§ RECORDS FOR PROCESSING

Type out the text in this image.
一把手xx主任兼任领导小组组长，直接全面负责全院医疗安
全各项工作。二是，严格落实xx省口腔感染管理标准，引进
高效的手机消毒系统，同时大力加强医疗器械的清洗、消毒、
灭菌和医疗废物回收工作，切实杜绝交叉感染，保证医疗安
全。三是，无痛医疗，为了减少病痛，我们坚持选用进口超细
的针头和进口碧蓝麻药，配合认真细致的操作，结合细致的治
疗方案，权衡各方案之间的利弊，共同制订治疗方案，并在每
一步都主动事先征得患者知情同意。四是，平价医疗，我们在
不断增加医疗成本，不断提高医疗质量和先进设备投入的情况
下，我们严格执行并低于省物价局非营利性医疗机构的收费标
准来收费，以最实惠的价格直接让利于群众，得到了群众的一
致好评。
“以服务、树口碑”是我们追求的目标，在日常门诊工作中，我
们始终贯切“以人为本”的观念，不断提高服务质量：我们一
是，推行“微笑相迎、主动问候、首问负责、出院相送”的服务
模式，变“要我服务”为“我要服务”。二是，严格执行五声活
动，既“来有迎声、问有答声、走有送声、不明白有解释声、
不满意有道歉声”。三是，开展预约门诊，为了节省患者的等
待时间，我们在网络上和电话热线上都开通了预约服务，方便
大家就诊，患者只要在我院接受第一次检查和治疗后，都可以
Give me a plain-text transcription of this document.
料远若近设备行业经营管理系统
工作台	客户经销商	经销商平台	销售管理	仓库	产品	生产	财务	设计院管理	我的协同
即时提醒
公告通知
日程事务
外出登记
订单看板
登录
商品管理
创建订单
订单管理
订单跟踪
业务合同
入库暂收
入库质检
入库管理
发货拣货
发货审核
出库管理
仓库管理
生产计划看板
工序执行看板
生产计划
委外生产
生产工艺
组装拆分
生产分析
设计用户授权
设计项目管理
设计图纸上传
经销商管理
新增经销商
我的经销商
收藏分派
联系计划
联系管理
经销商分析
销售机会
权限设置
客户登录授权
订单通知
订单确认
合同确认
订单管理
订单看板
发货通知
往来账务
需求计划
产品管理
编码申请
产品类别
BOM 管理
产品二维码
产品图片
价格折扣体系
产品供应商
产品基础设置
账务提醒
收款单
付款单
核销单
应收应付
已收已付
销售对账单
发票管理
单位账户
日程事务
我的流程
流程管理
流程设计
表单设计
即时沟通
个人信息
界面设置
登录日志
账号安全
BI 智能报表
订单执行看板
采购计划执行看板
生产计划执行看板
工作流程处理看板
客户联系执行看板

§ CHALLENGE
Find every line above that contains the word "this", and return each one.

§ PROBLEM SOLUTION
Type out the text in this image.
Give me a plain-text transcription of this document.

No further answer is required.